### GIVEN INSTRUCTION
Write out all of the entries exactly as given.

### DATA RECORDS

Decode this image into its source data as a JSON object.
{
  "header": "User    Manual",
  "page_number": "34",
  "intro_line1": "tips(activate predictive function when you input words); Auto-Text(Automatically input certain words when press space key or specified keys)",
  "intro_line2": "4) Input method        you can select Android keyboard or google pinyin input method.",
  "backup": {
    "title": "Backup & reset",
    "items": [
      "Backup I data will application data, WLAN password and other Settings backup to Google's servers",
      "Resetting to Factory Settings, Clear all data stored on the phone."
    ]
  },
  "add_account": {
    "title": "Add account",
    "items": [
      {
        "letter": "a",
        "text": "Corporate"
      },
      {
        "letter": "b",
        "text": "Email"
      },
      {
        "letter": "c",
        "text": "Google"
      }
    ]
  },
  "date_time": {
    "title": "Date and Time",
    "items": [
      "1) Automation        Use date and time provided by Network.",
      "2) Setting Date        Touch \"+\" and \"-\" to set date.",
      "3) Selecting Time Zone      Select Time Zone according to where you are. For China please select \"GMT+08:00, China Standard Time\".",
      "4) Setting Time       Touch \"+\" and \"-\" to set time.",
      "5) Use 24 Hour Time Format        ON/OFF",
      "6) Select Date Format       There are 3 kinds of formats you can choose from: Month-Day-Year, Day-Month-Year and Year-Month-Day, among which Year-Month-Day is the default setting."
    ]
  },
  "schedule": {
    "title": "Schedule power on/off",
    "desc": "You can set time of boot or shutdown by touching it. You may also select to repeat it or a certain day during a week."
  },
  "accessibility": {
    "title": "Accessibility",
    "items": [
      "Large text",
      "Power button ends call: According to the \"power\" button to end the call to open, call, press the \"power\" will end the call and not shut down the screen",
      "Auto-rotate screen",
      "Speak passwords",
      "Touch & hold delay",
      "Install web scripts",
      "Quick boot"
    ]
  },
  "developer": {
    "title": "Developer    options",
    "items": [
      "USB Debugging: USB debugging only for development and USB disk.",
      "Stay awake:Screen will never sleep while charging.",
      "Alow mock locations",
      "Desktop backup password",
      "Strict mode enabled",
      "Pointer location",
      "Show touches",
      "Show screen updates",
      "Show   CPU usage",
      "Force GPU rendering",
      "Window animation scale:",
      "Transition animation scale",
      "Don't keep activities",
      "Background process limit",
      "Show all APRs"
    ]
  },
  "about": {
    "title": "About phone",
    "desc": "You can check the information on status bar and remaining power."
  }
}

### FULL OUTPUT
Decode this image into its source data as a JSON object.
{
  "header": "User    Manual",
  "page_number": "34",
  "intro_line1": "tips(activate predictive function when you input words); Auto-Text(Automatically input certain words when press space key or specified keys)",
  "intro_line2": "4) Input method        you can select Android keyboard or google pinyin input method.",
  "backup": {
    "title": "Backup & reset",
    "items": [
      "Backup I data will application data, WLAN password and other Settings backup to Google's servers",
      "Resetting to Factory Settings, Clear all data stored on the phone."
    ]
  },
  "add_account": {
    "title": "Add account",
    "items": [
      {
        "letter": "a",
        "text": "Corporate"
      },
      {
        "letter": "b",
        "text": "Email"
      },
      {
        "letter": "c",
        "text": "Google"
      }
    ]
  },
  "date_time": {
    "title": "Date and Time",
    "items": [
      "1) Automation        Use date and time provided by Network.",
      "2) Setting Date        Touch \"+\" and \"-\" to set date.",
      "3) Selecting Time Zone      Select Time Zone according to where you are. For China please select \"GMT+08:00, China Standard Time\".",
      "4) Setting Time       Touch \"+\" and \"-\" to set time.",
      "5) Use 24 Hour Time Format        ON/OFF",
      "6) Select Date Format       There are 3 kinds of formats you can choose from: Month-Day-Year, Day-Month-Year and Year-Month-Day, among which Year-Month-Day is the default setting."
    ]
  },
  "schedule": {
    "title": "Schedule power on/off",
    "desc": "You can set time of boot or shutdown by touching it. You may also select to repeat it or a certain day during a week."
  },
  "accessibility": {
    "title": "Accessibility",
    "items": [
      "Large text",
      "Power button ends call: According to the \"power\" button to end the call to open, call, press the \"power\" will end the call and not shut down the screen",
      "Auto-rotate screen",
      "Speak passwords",
      "Touch & hold delay",
      "Install web scripts",
      "Quick boot"
    ]
  },
  "developer": {
    "title": "Developer    options",
    "items": [
      "USB Debugging: USB debugging only for development and USB disk.",
      "Stay awake:Screen will never sleep while charging.",
      "Alow mock locations",
      "Desktop backup password",
      "Strict mode enabled",
      "Pointer location",
      "Show touches",
      "Show screen updates",
      "Show   CPU usage",
      "Force GPU rendering",
      "Window animation scale:",
      "Transition animation scale",
      "Don't keep activities",
      "Background process limit",
      "Show all APRs"
    ]
  },
  "about": {
    "title": "About phone",
    "desc": "You can check the information on status bar and remaining power."
  }
}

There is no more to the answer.